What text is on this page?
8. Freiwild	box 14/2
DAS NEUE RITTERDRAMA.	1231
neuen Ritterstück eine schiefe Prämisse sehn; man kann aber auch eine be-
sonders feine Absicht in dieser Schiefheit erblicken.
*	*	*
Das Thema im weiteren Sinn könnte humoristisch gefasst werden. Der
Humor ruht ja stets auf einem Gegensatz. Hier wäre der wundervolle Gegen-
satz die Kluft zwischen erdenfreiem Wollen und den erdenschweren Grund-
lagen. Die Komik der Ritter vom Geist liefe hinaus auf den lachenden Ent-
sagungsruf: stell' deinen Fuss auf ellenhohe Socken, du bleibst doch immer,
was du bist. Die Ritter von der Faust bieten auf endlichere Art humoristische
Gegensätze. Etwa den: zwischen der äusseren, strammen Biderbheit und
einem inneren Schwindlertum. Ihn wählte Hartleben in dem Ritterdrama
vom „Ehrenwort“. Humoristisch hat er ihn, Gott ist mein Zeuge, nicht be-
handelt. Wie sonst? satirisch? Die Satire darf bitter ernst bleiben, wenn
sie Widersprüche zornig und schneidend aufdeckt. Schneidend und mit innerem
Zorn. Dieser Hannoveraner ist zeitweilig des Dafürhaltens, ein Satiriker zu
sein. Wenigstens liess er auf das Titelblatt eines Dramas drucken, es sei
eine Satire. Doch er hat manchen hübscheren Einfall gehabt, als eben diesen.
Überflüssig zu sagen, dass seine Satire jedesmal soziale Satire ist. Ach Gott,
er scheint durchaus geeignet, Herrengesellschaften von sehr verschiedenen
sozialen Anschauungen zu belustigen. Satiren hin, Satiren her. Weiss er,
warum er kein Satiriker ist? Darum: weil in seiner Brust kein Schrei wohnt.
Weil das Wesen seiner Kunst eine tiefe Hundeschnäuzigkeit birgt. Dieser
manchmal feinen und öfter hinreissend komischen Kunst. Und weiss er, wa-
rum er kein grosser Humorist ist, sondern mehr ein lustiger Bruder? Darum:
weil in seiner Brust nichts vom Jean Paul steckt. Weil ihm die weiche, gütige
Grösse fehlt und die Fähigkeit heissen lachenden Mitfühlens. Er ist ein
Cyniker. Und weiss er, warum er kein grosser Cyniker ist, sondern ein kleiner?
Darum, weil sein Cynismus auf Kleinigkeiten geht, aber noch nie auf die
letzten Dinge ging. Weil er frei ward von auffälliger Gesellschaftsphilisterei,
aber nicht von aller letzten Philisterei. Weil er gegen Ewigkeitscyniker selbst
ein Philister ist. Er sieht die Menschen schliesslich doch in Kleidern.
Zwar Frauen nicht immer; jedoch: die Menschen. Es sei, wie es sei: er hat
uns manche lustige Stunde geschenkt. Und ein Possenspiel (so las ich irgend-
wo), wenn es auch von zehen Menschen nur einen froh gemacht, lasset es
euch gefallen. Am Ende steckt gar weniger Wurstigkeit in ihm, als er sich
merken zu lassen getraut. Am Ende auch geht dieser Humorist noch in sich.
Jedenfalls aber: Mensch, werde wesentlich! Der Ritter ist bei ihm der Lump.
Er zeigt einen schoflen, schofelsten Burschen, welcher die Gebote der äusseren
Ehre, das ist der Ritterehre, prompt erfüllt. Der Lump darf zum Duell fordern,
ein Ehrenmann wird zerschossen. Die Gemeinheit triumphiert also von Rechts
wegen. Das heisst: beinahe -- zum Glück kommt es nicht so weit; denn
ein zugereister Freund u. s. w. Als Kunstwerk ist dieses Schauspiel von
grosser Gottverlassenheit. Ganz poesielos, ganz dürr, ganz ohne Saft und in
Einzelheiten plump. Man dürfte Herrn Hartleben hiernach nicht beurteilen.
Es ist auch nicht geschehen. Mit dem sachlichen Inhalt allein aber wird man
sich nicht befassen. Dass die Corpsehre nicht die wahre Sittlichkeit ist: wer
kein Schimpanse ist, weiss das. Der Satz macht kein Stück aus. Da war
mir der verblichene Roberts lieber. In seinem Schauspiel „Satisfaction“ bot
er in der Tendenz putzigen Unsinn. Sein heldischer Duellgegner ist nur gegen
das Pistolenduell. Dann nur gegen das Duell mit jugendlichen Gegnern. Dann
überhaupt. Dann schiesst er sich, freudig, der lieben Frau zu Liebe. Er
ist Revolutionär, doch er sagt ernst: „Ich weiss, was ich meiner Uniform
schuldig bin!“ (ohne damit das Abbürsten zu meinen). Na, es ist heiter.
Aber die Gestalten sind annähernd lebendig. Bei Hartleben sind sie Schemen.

- [TASK TO CARRY OUT] Show every line in the entries where the string "kein" occurs.

- [TASK ANSWER]
warum er kein Satiriker ist? Darum: weil in seiner Brust kein Schrei wohnt.
rum er kein grosser Humorist ist, sondern mehr ein lustiger Bruder? Darum:
Cyniker. Und weiss er, warum er kein grosser Cyniker ist, sondern ein kleiner?
kein Schimpanse ist, weiss das. Der Satz macht kein Stück aus. Da war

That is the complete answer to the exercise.